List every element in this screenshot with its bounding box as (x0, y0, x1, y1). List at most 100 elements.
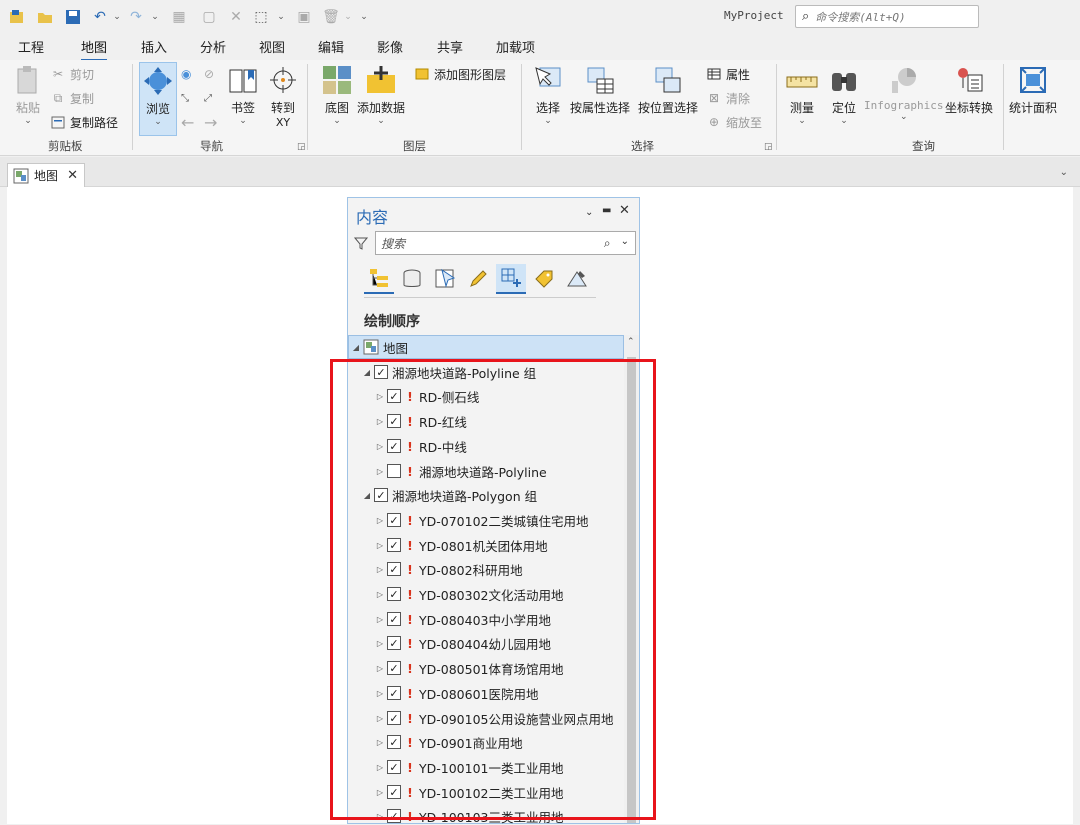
tab-project[interactable]: 工程 (18, 37, 44, 59)
expand-triangle-icon[interactable]: ▷ (375, 442, 385, 451)
layer-node[interactable]: ▷✓!YD-080302文化活动用地 (348, 582, 624, 606)
clear-selection-button[interactable]: ⊠ 清除 (706, 88, 750, 108)
bookmarks-button[interactable]: 书签 ⌄ (227, 64, 259, 126)
visibility-checkbox[interactable]: ✓ (374, 365, 388, 379)
layer-node[interactable]: ▷✓!YD-080404幼儿园用地 (348, 631, 624, 655)
attributes-button[interactable]: 属性 (706, 64, 750, 84)
select-button[interactable]: 选择 ⌄ (532, 64, 564, 126)
group-layer-node[interactable]: ◢✓湘源地块道路-Polyline 组 (348, 360, 624, 384)
edit-icon[interactable]: ▢ (200, 7, 218, 27)
expand-triangle-icon[interactable]: ▷ (375, 763, 385, 772)
layer-node[interactable]: ▷✓!RD-中线 (348, 434, 624, 458)
visibility-checkbox[interactable]: ✓ (387, 760, 401, 774)
tab-addins[interactable]: 加载项 (496, 37, 535, 59)
broken-data-source-warning-icon[interactable]: ! (405, 711, 415, 726)
expand-triangle-icon[interactable]: ▷ (375, 788, 385, 797)
broken-data-source-warning-icon[interactable]: ! (405, 513, 415, 528)
broken-data-source-warning-icon[interactable]: ! (405, 439, 415, 454)
list-by-data-source-icon[interactable] (397, 264, 427, 294)
expand-triangle-icon[interactable]: ▷ (375, 664, 385, 673)
layer-node[interactable]: ▷✓!YD-0802科研用地 (348, 557, 624, 581)
broken-data-source-warning-icon[interactable]: ! (405, 785, 415, 800)
visibility-checkbox[interactable]: ✓ (387, 538, 401, 552)
expand-triangle-icon[interactable]: ▷ (375, 541, 385, 550)
list-by-snapping-icon[interactable] (496, 264, 526, 294)
delete-icon[interactable]: 🗑 (323, 7, 339, 27)
layer-node[interactable]: ▷✓!YD-100102二类工业用地 (348, 780, 624, 804)
visibility-checkbox[interactable]: ✓ (387, 735, 401, 749)
new-project-icon[interactable] (8, 7, 26, 27)
export-icon[interactable]: ▣ (295, 7, 313, 27)
command-search-input[interactable]: ⌕ 命令搜索(Alt+Q) (795, 5, 979, 28)
expand-triangle-icon[interactable]: ▷ (375, 392, 385, 401)
collapse-triangle-icon[interactable]: ◢ (362, 368, 372, 377)
layer-node[interactable]: ▷✓!YD-080501体育场馆用地 (348, 656, 624, 680)
map-node[interactable]: ◢ 地图 (348, 335, 624, 359)
expand-triangle-icon[interactable]: ▷ (375, 639, 385, 648)
broken-data-source-warning-icon[interactable]: ! (405, 538, 415, 553)
close-pane-icon[interactable]: ✕ (619, 203, 630, 218)
broken-data-source-warning-icon[interactable]: ! (405, 735, 415, 750)
visibility-checkbox[interactable]: ✓ (387, 587, 401, 601)
expand-triangle-icon[interactable]: ▷ (375, 516, 385, 525)
maximize-pane-icon[interactable]: ▬ (602, 205, 611, 216)
fixed-zoom-out-icon[interactable]: ⤢ (204, 88, 222, 108)
explore-button[interactable]: 浏览 ⌄ (139, 62, 177, 136)
tab-edit[interactable]: 编辑 (318, 37, 344, 59)
tab-list-chevron-down-icon[interactable]: ⌄ (1060, 167, 1068, 178)
table-icon[interactable]: ▦ (170, 7, 188, 27)
layer-tree-scrollbar[interactable]: ⌃ (624, 335, 639, 823)
tab-insert[interactable]: 插入 (141, 37, 167, 59)
select-by-location-button[interactable]: 按位置选择 (638, 64, 698, 116)
tab-map[interactable]: 地图 (81, 37, 107, 61)
add-data-button[interactable]: 添加数据 ⌄ (357, 64, 405, 126)
map-view-tab[interactable]: 地图 ✕ (7, 163, 85, 187)
visibility-checkbox[interactable]: ✓ (387, 389, 401, 403)
redo-dropdown-icon[interactable]: ⌄ (150, 7, 160, 27)
convert-coordinates-button[interactable]: 坐标转换 (945, 64, 993, 116)
copy-path-button[interactable]: 复制路径 (50, 112, 118, 132)
tab-share[interactable]: 共享 (437, 37, 463, 59)
tab-imagery[interactable]: 影像 (377, 37, 403, 59)
layer-node[interactable]: ▷✓!YD-080403中小学用地 (348, 607, 624, 631)
go-to-xy-button[interactable]: 转到 XY (267, 64, 299, 129)
broken-data-source-warning-icon[interactable]: ! (405, 587, 415, 602)
layer-node[interactable]: ▷✓!RD-红线 (348, 409, 624, 433)
expand-triangle-icon[interactable]: ▷ (375, 417, 385, 426)
layer-node[interactable]: ▷✓!RD-侧石线 (348, 384, 624, 408)
cut-button[interactable]: ✂ 剪切 (50, 64, 94, 84)
infographics-button[interactable]: Infographics ⌄ (864, 64, 943, 122)
close-icon[interactable]: ✕ (229, 7, 243, 27)
broken-data-source-warning-icon[interactable]: ! (405, 464, 415, 479)
save-project-icon[interactable] (64, 7, 82, 27)
measure-button[interactable]: 测量 ⌄ (786, 64, 818, 126)
broken-data-source-warning-icon[interactable]: ! (405, 686, 415, 701)
broken-data-source-warning-icon[interactable]: ! (405, 612, 415, 627)
tab-analysis[interactable]: 分析 (200, 37, 226, 59)
expand-triangle-icon[interactable]: ▷ (375, 615, 385, 624)
layer-node[interactable]: ▷✓!YD-0901商业用地 (348, 730, 624, 754)
undo-dropdown-icon[interactable]: ⌄ (112, 7, 122, 27)
visibility-checkbox[interactable]: ✓ (387, 686, 401, 700)
list-by-perspective-imagery-icon[interactable] (562, 264, 592, 294)
locate-button[interactable]: 定位 ⌄ (828, 64, 860, 126)
expand-triangle-icon[interactable]: ▷ (375, 467, 385, 476)
select-by-attributes-button[interactable]: 按属性选择 (570, 64, 630, 116)
broken-data-source-warning-icon[interactable]: ! (405, 414, 415, 429)
broken-data-source-warning-icon[interactable]: ! (405, 809, 415, 824)
summarize-area-button[interactable]: 统计面积 (1009, 64, 1057, 116)
list-by-editing-icon[interactable] (463, 264, 493, 294)
expand-triangle-icon[interactable]: ▷ (375, 738, 385, 747)
pane-options-chevron-down-icon[interactable]: ⌄ (585, 207, 593, 218)
selection-launcher-icon[interactable]: ◲ (764, 142, 773, 152)
visibility-checkbox[interactable]: ✓ (387, 612, 401, 626)
layer-node[interactable]: ▷✓!YD-080601医院用地 (348, 681, 624, 705)
select-tool-icon[interactable]: ⬚ (252, 7, 270, 27)
full-extent-icon[interactable]: ◉ (181, 64, 199, 84)
paste-button[interactable]: 粘贴 ⌄ (12, 64, 44, 126)
layer-node[interactable]: ▷✓!YD-0801机关团体用地 (348, 533, 624, 557)
broken-data-source-warning-icon[interactable]: ! (405, 636, 415, 651)
navigate-launcher-icon[interactable]: ◲ (297, 142, 306, 152)
visibility-checkbox[interactable]: ✓ (387, 513, 401, 527)
visibility-checkbox[interactable]: ✓ (387, 809, 401, 823)
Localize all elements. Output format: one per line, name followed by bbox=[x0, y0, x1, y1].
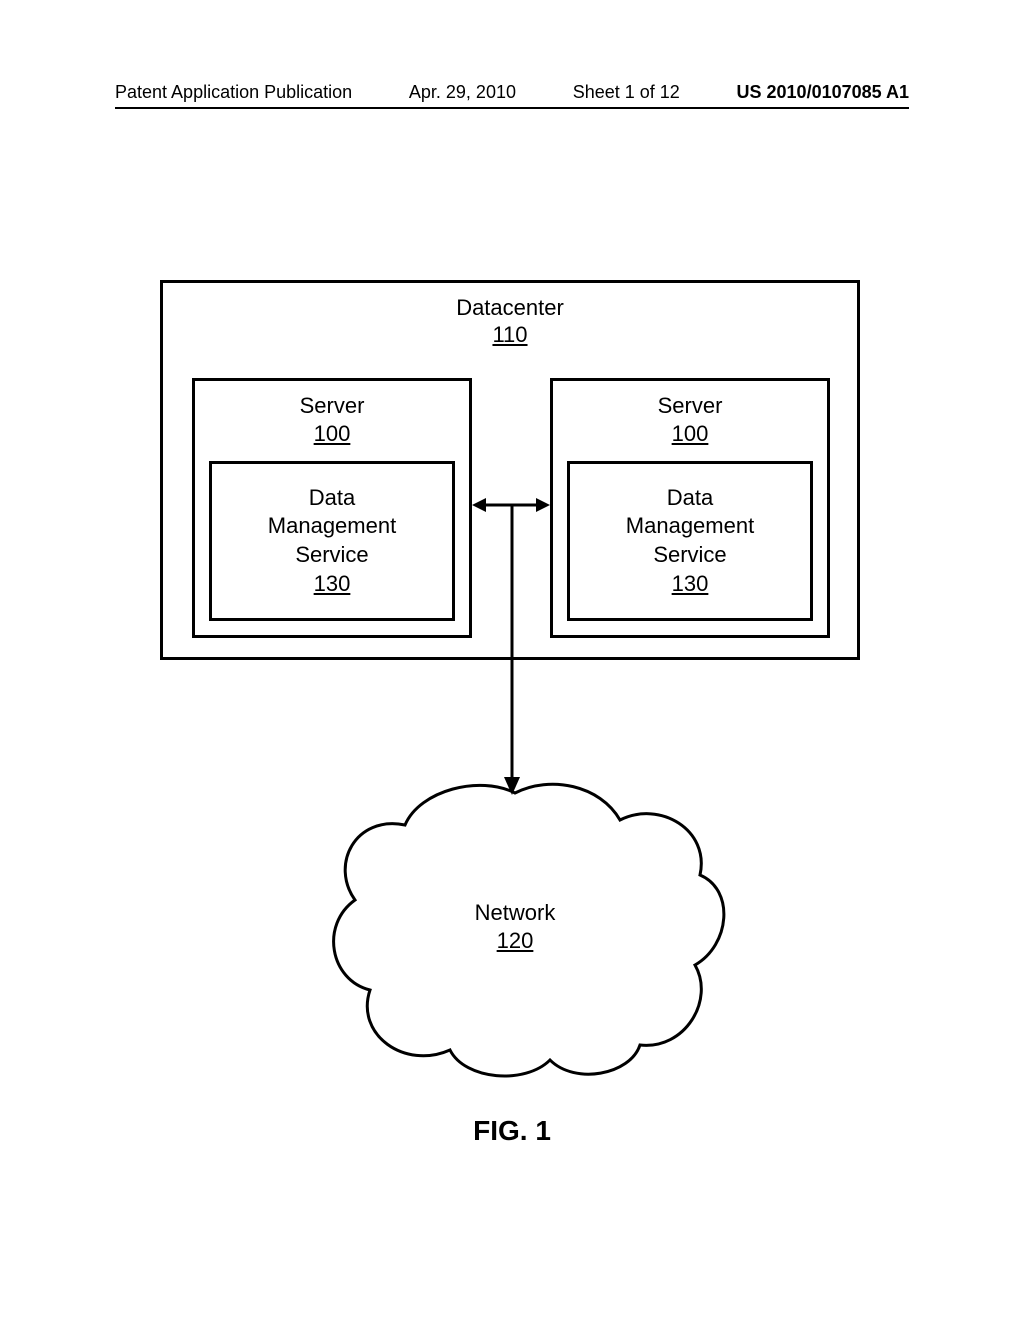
figure-caption: FIG. 1 bbox=[0, 1115, 1024, 1147]
dms-line3: Service bbox=[295, 541, 368, 570]
patent-figure-page: Patent Application Publication Apr. 29, … bbox=[0, 0, 1024, 1320]
datacenter-ref-num: 110 bbox=[160, 322, 860, 348]
server-ref-num: 100 bbox=[195, 421, 469, 447]
dms-line2: Management bbox=[626, 512, 754, 541]
sheet-number: Sheet 1 of 12 bbox=[573, 82, 680, 103]
server-label: Server bbox=[195, 393, 469, 419]
dms-line1: Data bbox=[667, 484, 713, 513]
dms-ref-num: 130 bbox=[672, 570, 709, 599]
server-box-right: Server 100 Data Management Service 130 bbox=[550, 378, 830, 638]
server-box-left: Server 100 Data Management Service 130 bbox=[192, 378, 472, 638]
dms-ref-num: 130 bbox=[314, 570, 351, 599]
down-arrow-icon bbox=[500, 505, 524, 795]
dms-line3: Service bbox=[653, 541, 726, 570]
network-ref-num: 120 bbox=[300, 928, 730, 954]
publication-date: Apr. 29, 2010 bbox=[409, 82, 516, 103]
dms-line2: Management bbox=[268, 512, 396, 541]
publication-label: Patent Application Publication bbox=[115, 82, 352, 103]
page-header: Patent Application Publication Apr. 29, … bbox=[115, 82, 909, 109]
dms-box-left: Data Management Service 130 bbox=[209, 461, 455, 621]
datacenter-label: Datacenter bbox=[160, 295, 860, 321]
server-label: Server bbox=[553, 393, 827, 419]
network-label: Network bbox=[300, 900, 730, 926]
dms-box-right: Data Management Service 130 bbox=[567, 461, 813, 621]
server-ref-num: 100 bbox=[553, 421, 827, 447]
document-number: US 2010/0107085 A1 bbox=[737, 82, 909, 103]
dms-line1: Data bbox=[309, 484, 355, 513]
* * *
### EXERCISE
Turn the lines of the listing into a numbered list, skipping any blank lines: begin at the line that has "figure-caption: FIG. 1" and stop after the line that has "page-header: Patent Application".

### RIGHT ANSWER
1. figure-caption: FIG. 1 bbox=[0, 1115, 1024, 1147]
2. dms-line3: Service bbox=[295, 541, 368, 570]
3. patent-figure-page: Patent Application Publication Apr. 29, … bbox=[0, 0, 1024, 1320]
4. datacenter-ref-num: 110 bbox=[160, 322, 860, 348]
5. server-ref-num: 100 bbox=[195, 421, 469, 447]
6. dms-line2: Management bbox=[626, 512, 754, 541]
7. sheet-number: Sheet 1 of 12 bbox=[573, 82, 680, 103]
8. server-label: Server bbox=[195, 393, 469, 419]
9. dms-line1: Data bbox=[667, 484, 713, 513]
10. dms-ref-num: 130 bbox=[672, 570, 709, 599]
11. server-box-right: Server 100 Data Management Service 130 bbox=[550, 378, 830, 638]
12. server-box-left: Server 100 Data Management Service 130 bbox=[192, 378, 472, 638]
13. dms-ref-num: 130 bbox=[314, 570, 351, 599]
14. down-arrow-icon bbox=[500, 505, 524, 795]
15. dms-line3: Service bbox=[653, 541, 726, 570]
16. network-ref-num: 120 bbox=[300, 928, 730, 954]
17. publication-date: Apr. 29, 2010 bbox=[409, 82, 516, 103]
18. dms-line2: Management bbox=[268, 512, 396, 541]
19. publication-label: Patent Application Publication bbox=[115, 82, 352, 103]
20. page-header: Patent Application Publication Apr. 29, … bbox=[115, 82, 909, 109]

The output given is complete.